══ Given records

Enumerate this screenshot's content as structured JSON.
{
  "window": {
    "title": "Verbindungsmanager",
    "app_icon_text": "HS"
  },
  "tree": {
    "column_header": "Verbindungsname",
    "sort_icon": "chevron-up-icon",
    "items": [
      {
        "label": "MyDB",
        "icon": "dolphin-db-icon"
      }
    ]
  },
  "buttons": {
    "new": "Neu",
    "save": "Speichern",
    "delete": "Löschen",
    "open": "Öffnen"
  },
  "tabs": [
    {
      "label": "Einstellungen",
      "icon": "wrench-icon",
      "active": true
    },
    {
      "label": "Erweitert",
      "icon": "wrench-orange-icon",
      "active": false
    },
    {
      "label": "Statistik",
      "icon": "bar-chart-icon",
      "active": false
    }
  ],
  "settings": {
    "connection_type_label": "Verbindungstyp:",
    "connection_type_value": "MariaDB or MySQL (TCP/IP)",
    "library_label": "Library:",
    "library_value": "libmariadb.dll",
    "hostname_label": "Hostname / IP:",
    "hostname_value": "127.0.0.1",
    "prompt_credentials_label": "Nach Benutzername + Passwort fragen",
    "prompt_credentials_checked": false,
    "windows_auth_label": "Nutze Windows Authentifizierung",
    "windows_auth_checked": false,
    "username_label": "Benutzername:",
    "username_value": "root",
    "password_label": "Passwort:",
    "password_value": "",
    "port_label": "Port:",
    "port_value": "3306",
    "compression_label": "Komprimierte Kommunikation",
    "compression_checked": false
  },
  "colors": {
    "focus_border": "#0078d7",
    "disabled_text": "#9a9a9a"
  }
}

════

> **To do**
Using the listing above, reproduce each line without omission.

> **Response**
Enumerate this screenshot's content as structured JSON.
{
  "window": {
    "title": "Verbindungsmanager",
    "app_icon_text": "HS"
  },
  "tree": {
    "column_header": "Verbindungsname",
    "sort_icon": "chevron-up-icon",
    "items": [
      {
        "label": "MyDB",
        "icon": "dolphin-db-icon"
      }
    ]
  },
  "buttons": {
    "new": "Neu",
    "save": "Speichern",
    "delete": "Löschen",
    "open": "Öffnen"
  },
  "tabs": [
    {
      "label": "Einstellungen",
      "icon": "wrench-icon",
      "active": true
    },
    {
      "label": "Erweitert",
      "icon": "wrench-orange-icon",
      "active": false
    },
    {
      "label": "Statistik",
      "icon": "bar-chart-icon",
      "active": false
    }
  ],
  "settings": {
    "connection_type_label": "Verbindungstyp:",
    "connection_type_value": "MariaDB or MySQL (TCP/IP)",
    "library_label": "Library:",
    "library_value": "libmariadb.dll",
    "hostname_label": "Hostname / IP:",
    "hostname_value": "127.0.0.1",
    "prompt_credentials_label": "Nach Benutzername + Passwort fragen",
    "prompt_credentials_checked": false,
    "windows_auth_label": "Nutze Windows Authentifizierung",
    "windows_auth_checked": false,
    "username_label": "Benutzername:",
    "username_value": "root",
    "password_label": "Passwort:",
    "password_value": "",
    "port_label": "Port:",
    "port_value": "3306",
    "compression_label": "Komprimierte Kommunikation",
    "compression_checked": false
  },
  "colors": {
    "focus_border": "#0078d7",
    "disabled_text": "#9a9a9a"
  }
}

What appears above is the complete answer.